**WHAT YOU NEED TO DO:** Return each line that holds the word "this".

------------------------

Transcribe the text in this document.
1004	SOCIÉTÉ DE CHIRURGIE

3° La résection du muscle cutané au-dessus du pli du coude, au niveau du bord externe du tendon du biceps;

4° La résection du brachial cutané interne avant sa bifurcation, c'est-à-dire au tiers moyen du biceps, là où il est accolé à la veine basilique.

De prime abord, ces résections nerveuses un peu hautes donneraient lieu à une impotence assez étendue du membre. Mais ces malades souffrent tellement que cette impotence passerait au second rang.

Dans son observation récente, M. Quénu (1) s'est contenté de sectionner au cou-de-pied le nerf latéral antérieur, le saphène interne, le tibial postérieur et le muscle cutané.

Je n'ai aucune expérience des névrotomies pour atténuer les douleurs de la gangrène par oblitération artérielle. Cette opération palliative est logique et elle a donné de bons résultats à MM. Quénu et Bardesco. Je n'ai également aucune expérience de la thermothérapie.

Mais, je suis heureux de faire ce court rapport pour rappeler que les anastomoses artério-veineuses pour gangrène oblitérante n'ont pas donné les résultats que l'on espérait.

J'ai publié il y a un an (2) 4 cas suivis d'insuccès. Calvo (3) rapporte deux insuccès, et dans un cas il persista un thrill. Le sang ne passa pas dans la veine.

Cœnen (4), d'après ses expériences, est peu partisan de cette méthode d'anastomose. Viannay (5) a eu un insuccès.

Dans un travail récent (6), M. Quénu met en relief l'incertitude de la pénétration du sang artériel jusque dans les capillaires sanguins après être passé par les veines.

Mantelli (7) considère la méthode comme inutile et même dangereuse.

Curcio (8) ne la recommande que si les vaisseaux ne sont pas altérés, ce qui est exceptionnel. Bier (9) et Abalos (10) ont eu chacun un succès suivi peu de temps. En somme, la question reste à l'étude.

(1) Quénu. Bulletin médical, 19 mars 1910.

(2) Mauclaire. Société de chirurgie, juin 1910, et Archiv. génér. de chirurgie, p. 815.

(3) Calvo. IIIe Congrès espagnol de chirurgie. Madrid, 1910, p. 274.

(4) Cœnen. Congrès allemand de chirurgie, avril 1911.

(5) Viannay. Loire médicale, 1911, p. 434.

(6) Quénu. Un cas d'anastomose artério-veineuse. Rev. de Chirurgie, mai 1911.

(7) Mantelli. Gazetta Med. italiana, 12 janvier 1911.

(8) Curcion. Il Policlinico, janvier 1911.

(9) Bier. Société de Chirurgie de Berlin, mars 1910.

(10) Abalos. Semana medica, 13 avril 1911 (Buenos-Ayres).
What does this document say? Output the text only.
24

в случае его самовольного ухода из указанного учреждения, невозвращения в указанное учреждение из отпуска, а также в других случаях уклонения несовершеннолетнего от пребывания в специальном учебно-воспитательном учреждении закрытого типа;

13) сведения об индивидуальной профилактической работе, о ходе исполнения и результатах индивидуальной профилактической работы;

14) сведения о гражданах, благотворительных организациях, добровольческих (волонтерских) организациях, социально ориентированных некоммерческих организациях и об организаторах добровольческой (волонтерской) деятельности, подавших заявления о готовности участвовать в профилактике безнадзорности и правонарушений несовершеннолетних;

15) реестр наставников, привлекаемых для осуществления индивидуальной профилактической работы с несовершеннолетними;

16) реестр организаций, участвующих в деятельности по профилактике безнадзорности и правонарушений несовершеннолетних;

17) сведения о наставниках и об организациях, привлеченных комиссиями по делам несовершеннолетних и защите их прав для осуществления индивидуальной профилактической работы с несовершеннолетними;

------------------------

**SOLUTION TO THE PROBLEM:**
Transcribe the text in this document.
What does this document say? Output the text only.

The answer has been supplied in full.